*** Provided records
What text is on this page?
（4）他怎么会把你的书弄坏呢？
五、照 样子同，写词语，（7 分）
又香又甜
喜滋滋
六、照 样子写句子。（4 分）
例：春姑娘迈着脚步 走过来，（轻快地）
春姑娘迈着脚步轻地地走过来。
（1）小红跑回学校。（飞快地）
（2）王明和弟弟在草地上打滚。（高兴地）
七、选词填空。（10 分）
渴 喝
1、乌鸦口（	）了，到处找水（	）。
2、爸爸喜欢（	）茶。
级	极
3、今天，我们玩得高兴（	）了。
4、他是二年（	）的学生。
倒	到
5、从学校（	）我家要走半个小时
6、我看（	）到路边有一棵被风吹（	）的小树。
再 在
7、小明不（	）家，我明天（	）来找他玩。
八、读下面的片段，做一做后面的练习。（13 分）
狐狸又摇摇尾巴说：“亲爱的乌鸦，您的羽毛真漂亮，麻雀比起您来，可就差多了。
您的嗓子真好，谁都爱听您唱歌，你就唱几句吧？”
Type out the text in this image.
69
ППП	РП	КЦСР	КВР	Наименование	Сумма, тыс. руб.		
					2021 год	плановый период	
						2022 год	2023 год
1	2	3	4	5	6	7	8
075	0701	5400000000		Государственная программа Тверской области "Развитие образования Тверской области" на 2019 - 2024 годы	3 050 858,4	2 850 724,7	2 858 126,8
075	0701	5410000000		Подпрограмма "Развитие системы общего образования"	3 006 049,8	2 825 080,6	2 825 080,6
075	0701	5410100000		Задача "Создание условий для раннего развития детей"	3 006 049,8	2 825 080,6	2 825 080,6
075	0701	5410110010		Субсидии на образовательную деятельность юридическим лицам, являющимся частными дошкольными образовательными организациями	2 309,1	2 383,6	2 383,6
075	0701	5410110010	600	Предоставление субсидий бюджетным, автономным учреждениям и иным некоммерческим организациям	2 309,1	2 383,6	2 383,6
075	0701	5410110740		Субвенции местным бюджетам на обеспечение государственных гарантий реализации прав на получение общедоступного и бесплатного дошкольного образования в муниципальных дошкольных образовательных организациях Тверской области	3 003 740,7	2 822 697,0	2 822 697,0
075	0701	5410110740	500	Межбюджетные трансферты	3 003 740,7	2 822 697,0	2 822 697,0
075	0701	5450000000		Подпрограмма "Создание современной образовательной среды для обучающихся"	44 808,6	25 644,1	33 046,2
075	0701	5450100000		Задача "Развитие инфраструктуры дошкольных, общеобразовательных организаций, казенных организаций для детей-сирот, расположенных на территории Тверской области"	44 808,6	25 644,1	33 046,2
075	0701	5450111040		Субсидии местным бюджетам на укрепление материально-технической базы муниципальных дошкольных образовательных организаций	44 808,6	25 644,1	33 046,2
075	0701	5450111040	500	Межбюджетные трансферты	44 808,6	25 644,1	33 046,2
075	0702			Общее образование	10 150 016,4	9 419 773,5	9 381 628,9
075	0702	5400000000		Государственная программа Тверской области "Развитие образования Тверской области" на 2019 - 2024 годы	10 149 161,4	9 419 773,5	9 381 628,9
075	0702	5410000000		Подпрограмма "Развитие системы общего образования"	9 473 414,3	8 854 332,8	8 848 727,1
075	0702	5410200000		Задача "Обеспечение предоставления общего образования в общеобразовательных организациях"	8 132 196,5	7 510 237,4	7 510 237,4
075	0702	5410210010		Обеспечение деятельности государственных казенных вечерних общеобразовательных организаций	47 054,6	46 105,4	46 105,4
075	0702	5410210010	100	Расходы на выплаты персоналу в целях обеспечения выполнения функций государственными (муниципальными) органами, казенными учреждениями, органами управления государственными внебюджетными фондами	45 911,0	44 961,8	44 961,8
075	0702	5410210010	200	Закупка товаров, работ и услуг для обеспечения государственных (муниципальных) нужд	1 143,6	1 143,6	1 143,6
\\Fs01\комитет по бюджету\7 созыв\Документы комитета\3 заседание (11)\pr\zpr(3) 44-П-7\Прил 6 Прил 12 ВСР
******
Instructions for the task:
Select every line in the material above where the string "Задача" occurs, and copy it.

Result of the task:
075	0701	5410100000		Задача "Создание условий для раннего развития детей"	3 006 049,8	2 825 080,6	2 825 080,6
075	0701	5450100000		Задача "Развитие инфраструктуры дошкольных, общеобразовательных организаций, казенных организаций для детей-сирот, расположенных на территории Тверской области"	44 808,6	25 644,1	33 046,2
075	0702	5410200000		Задача "Обеспечение предоставления общего образования в общеобразовательных организациях"	8 132 196,5	7 510 237,4	7 510 237,4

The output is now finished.